__What is expected__: Collect all lines below with the string "spilvenu".

__Material for this task__:
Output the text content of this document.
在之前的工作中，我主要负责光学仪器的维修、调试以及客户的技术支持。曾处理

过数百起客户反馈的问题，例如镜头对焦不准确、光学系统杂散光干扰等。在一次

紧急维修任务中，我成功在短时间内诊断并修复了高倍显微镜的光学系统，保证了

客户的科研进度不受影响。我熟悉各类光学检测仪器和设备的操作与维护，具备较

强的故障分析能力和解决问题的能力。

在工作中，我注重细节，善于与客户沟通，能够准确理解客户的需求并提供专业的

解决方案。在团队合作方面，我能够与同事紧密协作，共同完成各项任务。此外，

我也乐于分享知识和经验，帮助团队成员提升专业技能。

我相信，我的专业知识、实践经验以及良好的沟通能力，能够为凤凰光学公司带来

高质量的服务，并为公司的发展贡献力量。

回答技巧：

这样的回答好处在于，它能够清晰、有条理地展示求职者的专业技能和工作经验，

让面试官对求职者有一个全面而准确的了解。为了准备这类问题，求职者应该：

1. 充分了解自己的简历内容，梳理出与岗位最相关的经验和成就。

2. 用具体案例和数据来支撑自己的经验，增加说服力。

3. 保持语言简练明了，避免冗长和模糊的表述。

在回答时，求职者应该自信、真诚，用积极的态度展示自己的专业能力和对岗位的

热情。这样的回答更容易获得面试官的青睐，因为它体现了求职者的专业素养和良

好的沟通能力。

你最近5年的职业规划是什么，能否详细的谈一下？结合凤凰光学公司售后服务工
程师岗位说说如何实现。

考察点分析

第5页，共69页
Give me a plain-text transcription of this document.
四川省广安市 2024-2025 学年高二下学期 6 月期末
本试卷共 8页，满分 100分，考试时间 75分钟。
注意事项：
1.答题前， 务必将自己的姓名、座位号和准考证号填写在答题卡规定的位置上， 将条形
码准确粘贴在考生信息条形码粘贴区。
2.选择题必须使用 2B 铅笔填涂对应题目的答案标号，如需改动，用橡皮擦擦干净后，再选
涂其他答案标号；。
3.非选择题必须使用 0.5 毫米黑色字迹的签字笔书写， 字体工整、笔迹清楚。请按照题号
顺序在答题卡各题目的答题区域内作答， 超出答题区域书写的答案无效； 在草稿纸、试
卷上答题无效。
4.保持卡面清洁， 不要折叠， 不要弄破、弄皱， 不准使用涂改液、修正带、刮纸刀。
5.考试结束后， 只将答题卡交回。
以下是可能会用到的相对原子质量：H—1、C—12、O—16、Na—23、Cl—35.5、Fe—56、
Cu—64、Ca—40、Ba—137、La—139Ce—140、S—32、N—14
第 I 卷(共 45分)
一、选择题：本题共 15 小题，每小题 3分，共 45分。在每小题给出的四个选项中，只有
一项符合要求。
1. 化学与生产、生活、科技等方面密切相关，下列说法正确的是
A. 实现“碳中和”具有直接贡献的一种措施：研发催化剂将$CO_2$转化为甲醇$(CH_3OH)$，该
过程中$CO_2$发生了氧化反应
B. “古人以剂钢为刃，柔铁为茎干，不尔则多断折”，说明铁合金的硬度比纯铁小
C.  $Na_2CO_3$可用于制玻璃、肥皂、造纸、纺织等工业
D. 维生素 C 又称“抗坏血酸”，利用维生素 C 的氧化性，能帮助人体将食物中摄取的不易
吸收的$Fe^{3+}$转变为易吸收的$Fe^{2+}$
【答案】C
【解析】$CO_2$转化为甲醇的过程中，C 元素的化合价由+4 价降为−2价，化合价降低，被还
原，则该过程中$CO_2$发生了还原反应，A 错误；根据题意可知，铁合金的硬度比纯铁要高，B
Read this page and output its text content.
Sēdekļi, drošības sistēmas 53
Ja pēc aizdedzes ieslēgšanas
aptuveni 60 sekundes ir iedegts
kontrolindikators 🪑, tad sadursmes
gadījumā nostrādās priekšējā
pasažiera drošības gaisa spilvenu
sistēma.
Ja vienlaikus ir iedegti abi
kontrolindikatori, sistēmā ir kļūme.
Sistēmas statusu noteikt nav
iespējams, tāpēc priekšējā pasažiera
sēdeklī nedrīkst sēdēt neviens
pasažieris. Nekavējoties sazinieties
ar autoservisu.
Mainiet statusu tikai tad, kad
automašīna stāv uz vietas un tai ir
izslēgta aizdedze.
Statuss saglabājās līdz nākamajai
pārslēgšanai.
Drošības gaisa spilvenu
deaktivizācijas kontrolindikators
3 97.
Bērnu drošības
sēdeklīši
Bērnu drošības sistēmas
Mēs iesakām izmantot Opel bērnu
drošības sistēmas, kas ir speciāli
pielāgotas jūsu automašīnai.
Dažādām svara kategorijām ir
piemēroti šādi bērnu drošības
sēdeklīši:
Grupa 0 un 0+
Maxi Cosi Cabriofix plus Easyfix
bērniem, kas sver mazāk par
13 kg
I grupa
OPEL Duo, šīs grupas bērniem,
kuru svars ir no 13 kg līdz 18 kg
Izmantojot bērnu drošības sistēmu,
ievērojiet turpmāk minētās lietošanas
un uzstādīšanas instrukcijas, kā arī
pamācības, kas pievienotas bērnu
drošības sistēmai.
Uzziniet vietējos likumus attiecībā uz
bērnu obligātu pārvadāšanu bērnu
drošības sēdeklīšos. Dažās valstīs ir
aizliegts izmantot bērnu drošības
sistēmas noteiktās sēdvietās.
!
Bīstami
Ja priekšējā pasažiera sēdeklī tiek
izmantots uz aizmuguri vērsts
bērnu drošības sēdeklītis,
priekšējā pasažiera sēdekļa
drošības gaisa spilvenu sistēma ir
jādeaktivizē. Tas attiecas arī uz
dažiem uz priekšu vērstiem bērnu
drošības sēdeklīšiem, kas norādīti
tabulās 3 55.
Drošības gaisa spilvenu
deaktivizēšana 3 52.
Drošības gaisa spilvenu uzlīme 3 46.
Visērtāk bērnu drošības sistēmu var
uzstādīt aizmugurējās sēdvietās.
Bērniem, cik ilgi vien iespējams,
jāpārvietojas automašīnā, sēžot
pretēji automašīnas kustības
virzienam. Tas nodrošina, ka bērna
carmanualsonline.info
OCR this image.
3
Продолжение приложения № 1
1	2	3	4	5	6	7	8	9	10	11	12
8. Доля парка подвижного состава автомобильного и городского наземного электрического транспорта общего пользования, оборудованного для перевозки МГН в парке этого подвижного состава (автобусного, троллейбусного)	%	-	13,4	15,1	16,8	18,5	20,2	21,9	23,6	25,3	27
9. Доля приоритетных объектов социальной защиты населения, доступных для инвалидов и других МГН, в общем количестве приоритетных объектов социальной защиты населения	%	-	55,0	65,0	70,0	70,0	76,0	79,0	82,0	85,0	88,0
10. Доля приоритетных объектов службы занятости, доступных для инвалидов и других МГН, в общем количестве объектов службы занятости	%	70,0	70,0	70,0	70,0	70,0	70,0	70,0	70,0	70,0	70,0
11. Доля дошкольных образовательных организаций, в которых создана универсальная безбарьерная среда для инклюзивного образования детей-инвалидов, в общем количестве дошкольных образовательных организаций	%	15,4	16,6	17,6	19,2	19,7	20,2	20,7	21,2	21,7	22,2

__Task response__:
pasažiera drošības gaisa spilvenu
Drošības gaisa spilvenu
drošības gaisa spilvenu sistēma ir
Drošības gaisa spilvenu
Drošības gaisa spilvenu uzlīme 3 46.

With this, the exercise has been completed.